Chart and figure data:
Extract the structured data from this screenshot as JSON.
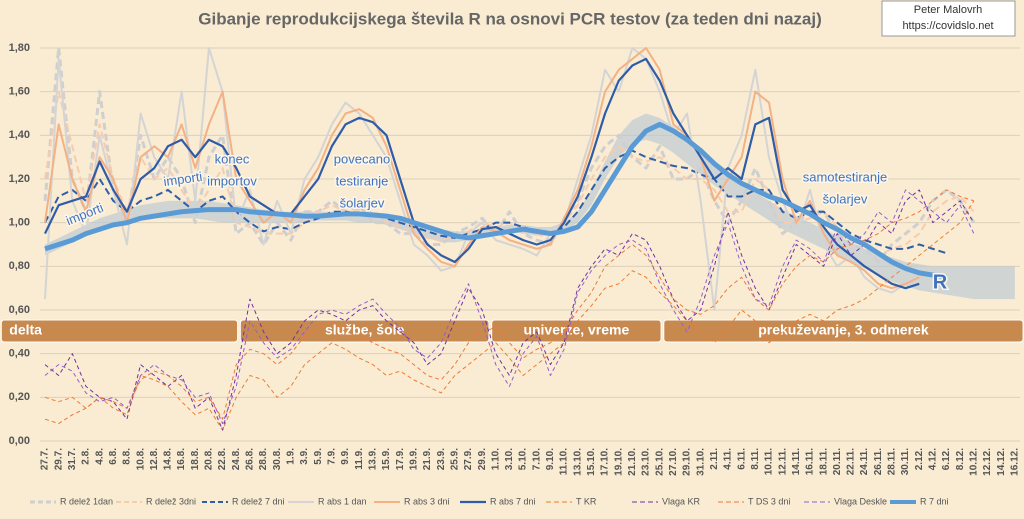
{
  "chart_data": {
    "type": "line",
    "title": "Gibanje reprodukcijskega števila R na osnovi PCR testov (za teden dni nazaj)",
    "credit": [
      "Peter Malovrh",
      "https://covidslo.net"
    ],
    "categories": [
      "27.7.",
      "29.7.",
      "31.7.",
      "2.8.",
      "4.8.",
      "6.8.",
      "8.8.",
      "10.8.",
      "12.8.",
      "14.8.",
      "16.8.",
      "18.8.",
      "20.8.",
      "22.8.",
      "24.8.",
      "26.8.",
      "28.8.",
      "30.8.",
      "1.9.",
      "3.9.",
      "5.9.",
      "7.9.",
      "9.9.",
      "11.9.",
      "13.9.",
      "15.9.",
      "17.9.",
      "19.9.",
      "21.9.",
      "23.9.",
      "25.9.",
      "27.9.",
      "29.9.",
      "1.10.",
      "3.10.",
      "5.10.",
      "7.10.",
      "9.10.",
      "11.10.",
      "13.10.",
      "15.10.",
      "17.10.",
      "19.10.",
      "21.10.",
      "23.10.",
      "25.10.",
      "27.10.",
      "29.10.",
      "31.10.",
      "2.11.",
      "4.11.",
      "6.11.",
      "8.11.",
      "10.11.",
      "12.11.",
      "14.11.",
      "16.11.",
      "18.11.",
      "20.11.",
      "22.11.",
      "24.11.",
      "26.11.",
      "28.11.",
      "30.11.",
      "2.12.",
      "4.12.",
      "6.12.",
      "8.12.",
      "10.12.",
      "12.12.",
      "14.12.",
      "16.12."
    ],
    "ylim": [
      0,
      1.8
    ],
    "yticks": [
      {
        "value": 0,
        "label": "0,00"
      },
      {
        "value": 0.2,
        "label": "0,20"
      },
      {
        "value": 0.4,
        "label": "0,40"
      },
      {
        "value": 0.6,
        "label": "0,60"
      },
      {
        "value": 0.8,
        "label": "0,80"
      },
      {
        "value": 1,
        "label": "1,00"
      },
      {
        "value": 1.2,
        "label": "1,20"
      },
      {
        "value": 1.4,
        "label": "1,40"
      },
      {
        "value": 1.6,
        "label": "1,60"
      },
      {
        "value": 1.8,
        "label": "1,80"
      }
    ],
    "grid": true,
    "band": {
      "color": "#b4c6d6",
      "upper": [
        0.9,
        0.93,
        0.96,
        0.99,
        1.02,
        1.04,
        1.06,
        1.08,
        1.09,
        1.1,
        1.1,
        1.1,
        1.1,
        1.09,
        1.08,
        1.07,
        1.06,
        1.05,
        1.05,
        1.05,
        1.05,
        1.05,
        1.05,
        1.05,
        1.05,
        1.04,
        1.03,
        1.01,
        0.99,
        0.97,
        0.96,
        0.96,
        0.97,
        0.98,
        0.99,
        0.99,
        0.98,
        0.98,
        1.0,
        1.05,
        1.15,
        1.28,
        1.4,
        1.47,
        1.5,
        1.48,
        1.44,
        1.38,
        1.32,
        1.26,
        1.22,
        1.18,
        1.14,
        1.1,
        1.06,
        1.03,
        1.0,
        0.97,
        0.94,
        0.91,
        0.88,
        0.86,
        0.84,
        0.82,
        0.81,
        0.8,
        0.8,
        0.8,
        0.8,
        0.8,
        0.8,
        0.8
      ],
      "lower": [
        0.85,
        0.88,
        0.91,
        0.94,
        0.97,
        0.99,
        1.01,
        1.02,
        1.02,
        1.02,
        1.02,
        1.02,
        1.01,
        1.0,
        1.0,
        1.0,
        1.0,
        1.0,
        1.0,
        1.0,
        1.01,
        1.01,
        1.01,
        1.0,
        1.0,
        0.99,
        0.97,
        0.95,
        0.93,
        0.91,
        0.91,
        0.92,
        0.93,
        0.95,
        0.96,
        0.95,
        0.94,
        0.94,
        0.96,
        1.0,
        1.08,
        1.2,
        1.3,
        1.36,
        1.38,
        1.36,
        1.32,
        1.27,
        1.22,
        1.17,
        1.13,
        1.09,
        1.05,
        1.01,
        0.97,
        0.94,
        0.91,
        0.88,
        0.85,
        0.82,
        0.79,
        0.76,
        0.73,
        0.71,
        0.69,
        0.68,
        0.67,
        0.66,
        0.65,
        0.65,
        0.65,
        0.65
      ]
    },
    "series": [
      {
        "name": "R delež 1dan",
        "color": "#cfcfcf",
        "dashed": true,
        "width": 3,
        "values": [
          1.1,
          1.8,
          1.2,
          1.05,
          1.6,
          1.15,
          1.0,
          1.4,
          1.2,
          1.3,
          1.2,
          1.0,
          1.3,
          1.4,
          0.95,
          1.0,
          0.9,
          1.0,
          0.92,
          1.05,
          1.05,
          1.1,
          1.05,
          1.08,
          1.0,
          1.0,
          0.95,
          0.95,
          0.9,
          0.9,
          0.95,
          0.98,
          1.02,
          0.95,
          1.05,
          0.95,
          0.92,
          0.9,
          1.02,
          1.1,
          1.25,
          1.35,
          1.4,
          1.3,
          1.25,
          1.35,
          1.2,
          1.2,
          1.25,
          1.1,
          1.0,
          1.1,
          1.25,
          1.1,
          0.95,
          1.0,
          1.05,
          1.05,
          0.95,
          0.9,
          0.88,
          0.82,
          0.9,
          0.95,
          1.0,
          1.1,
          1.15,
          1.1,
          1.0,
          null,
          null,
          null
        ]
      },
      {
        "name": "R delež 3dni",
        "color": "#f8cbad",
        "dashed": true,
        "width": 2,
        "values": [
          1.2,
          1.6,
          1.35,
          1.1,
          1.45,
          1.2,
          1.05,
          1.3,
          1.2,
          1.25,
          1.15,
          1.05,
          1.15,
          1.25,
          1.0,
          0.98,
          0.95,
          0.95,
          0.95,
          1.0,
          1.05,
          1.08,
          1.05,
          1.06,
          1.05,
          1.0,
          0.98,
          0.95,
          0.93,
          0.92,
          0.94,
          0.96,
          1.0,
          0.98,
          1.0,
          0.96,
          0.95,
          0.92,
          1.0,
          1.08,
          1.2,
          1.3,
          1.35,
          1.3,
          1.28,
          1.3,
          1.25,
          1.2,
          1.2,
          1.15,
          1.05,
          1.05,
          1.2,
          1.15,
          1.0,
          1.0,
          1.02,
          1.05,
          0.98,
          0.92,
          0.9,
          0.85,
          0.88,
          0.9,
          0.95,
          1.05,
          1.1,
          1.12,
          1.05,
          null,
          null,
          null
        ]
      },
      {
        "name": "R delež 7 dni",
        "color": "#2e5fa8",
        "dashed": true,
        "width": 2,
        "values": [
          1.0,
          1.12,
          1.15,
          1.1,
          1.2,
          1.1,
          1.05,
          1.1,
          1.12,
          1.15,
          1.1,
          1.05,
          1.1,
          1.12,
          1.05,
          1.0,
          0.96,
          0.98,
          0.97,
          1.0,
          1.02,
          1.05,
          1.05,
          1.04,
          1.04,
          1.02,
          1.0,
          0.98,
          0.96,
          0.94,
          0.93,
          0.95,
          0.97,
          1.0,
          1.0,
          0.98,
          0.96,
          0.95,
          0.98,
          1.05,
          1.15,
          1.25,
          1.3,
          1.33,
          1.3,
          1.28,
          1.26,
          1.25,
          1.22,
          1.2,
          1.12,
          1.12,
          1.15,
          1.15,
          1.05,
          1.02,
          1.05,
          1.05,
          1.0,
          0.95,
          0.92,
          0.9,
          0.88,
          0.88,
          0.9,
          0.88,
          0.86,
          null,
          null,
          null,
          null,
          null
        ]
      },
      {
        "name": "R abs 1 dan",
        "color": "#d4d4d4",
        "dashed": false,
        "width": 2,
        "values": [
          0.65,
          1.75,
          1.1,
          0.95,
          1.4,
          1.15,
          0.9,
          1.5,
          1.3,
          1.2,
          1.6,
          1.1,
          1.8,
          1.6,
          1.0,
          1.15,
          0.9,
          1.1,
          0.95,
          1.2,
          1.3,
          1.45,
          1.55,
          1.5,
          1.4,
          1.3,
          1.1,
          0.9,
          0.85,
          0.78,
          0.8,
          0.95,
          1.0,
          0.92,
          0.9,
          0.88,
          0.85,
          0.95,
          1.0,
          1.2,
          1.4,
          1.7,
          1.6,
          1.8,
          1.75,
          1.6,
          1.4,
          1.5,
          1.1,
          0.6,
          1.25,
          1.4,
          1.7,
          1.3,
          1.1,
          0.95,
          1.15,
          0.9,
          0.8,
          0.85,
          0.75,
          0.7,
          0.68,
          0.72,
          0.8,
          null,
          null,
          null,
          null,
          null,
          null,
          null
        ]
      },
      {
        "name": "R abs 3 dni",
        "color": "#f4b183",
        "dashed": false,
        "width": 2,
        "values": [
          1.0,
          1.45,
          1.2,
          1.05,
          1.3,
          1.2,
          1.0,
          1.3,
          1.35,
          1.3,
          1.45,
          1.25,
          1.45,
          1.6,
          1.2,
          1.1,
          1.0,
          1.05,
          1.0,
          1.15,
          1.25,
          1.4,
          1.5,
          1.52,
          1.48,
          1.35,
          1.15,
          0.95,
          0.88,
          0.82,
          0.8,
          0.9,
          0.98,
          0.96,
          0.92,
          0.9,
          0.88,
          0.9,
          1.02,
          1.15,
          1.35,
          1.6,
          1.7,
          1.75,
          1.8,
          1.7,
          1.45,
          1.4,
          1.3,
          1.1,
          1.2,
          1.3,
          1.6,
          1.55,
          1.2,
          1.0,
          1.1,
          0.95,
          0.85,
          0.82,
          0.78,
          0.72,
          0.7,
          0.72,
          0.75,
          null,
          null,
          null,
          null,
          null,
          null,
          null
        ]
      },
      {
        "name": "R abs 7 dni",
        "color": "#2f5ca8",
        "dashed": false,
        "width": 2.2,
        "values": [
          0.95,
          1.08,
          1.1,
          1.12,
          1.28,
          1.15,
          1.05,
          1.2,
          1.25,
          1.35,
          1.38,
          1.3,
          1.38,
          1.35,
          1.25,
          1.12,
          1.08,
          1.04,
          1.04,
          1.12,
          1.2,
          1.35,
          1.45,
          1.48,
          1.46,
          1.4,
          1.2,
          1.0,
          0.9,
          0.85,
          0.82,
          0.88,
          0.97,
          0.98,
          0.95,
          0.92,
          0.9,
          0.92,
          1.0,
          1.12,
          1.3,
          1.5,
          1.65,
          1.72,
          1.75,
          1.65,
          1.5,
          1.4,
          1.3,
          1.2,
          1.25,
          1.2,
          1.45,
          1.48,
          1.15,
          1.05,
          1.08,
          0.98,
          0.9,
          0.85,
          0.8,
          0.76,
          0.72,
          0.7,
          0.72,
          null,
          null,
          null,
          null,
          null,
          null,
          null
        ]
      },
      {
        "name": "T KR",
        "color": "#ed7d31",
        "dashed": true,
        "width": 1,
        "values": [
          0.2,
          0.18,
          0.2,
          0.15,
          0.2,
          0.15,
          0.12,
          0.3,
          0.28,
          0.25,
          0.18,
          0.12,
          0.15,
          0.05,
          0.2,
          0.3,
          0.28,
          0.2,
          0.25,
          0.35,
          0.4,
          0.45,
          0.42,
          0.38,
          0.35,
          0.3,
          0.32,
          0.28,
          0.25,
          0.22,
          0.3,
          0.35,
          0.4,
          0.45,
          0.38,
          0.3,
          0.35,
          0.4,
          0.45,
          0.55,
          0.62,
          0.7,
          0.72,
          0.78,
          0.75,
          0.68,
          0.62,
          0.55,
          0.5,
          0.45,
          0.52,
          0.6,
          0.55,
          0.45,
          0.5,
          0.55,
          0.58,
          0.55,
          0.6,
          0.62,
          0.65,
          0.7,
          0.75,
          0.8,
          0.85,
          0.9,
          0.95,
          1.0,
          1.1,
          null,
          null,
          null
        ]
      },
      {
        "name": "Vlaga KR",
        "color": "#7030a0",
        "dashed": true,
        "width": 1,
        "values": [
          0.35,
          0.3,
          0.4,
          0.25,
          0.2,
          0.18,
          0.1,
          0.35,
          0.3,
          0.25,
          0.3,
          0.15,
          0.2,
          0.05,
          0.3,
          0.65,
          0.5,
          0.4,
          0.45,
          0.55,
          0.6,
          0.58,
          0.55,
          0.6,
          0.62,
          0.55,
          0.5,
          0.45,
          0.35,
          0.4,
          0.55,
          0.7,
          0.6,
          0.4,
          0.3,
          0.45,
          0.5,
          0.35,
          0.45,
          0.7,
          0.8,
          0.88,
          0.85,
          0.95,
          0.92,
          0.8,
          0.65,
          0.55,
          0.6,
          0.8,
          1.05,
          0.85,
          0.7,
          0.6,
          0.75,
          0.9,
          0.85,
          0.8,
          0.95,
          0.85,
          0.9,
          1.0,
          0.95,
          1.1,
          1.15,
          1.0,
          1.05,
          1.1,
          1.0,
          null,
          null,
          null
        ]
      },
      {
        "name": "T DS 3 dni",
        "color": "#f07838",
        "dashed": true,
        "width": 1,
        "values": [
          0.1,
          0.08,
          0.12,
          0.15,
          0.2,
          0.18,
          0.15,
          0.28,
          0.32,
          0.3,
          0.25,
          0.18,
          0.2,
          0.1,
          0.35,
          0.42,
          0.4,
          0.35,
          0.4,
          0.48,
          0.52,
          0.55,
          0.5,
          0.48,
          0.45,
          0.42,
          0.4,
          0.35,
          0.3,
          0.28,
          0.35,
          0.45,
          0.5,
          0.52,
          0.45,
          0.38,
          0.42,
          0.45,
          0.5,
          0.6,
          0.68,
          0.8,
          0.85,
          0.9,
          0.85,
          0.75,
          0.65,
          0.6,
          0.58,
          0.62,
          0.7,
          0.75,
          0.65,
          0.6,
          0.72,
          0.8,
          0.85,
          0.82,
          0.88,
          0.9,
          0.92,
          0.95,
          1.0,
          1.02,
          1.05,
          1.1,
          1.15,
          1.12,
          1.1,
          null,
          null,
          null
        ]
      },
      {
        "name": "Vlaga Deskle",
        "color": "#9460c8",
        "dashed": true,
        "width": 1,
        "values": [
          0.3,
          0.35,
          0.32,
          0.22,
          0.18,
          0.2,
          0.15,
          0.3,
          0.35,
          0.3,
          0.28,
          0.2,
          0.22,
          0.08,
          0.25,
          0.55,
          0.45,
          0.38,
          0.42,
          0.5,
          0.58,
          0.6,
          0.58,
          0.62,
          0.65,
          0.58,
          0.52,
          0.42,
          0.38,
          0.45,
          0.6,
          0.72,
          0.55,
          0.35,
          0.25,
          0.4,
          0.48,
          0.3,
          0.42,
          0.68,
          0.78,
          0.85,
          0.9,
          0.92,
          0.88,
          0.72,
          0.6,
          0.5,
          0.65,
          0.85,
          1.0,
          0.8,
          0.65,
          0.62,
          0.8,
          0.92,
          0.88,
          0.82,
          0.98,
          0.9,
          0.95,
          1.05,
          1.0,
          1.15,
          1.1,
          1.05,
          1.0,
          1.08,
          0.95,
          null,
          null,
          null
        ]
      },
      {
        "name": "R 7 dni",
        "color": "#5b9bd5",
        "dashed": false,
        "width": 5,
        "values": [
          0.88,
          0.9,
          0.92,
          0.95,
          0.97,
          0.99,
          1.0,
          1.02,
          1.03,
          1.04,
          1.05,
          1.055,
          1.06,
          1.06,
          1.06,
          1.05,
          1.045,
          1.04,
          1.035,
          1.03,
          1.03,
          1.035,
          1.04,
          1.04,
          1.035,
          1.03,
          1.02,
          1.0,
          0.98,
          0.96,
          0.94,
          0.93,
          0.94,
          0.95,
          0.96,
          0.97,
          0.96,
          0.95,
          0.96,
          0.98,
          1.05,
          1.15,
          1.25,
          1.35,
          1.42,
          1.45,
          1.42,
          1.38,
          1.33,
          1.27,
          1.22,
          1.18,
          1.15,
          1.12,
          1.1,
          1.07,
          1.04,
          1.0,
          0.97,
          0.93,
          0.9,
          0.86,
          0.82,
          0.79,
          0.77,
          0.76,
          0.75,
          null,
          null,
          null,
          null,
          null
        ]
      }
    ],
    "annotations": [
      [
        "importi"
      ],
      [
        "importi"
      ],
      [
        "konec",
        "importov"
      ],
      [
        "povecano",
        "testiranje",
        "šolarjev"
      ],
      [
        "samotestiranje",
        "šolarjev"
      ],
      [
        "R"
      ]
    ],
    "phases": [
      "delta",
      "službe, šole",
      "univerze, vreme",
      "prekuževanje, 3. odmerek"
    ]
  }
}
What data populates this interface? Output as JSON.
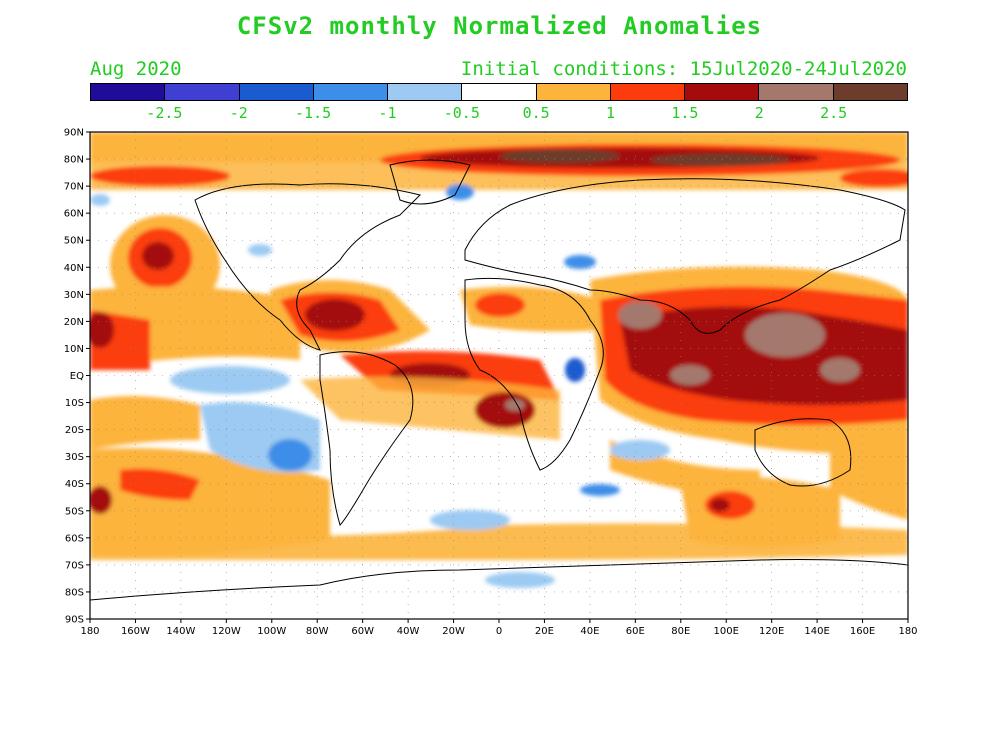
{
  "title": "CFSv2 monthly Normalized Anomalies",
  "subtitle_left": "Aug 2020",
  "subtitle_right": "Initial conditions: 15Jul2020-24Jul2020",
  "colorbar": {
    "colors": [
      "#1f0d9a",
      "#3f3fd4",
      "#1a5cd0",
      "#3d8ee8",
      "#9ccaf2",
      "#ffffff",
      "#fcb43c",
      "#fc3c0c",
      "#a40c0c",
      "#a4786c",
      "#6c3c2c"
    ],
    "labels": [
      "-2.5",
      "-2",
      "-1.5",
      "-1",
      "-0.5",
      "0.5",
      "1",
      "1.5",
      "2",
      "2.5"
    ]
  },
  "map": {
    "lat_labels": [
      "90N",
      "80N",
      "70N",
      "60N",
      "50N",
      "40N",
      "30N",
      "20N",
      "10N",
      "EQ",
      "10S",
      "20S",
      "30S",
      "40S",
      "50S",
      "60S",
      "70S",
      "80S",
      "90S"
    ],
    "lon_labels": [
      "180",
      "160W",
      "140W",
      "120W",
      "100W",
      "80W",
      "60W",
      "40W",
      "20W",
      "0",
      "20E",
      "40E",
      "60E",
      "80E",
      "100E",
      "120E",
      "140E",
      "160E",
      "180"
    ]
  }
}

Work instructions :: Your output should consist solely of the lines from the line containing "What data populates" through the last line of the entries, verbatim, minus any pictures.

Completed task ::
What data populates this interface? Output as JSON.
{
  "title": "CFSv2 monthly Normalized Anomalies",
  "subtitle_left": "Aug 2020",
  "subtitle_right": "Initial conditions: 15Jul2020-24Jul2020",
  "colorbar": {
    "colors": [
      "#1f0d9a",
      "#3f3fd4",
      "#1a5cd0",
      "#3d8ee8",
      "#9ccaf2",
      "#ffffff",
      "#fcb43c",
      "#fc3c0c",
      "#a40c0c",
      "#a4786c",
      "#6c3c2c"
    ],
    "labels": [
      "-2.5",
      "-2",
      "-1.5",
      "-1",
      "-0.5",
      "0.5",
      "1",
      "1.5",
      "2",
      "2.5"
    ]
  },
  "map": {
    "lat_labels": [
      "90N",
      "80N",
      "70N",
      "60N",
      "50N",
      "40N",
      "30N",
      "20N",
      "10N",
      "EQ",
      "10S",
      "20S",
      "30S",
      "40S",
      "50S",
      "60S",
      "70S",
      "80S",
      "90S"
    ],
    "lon_labels": [
      "180",
      "160W",
      "140W",
      "120W",
      "100W",
      "80W",
      "60W",
      "40W",
      "20W",
      "0",
      "20E",
      "40E",
      "60E",
      "80E",
      "100E",
      "120E",
      "140E",
      "160E",
      "180"
    ]
  }
}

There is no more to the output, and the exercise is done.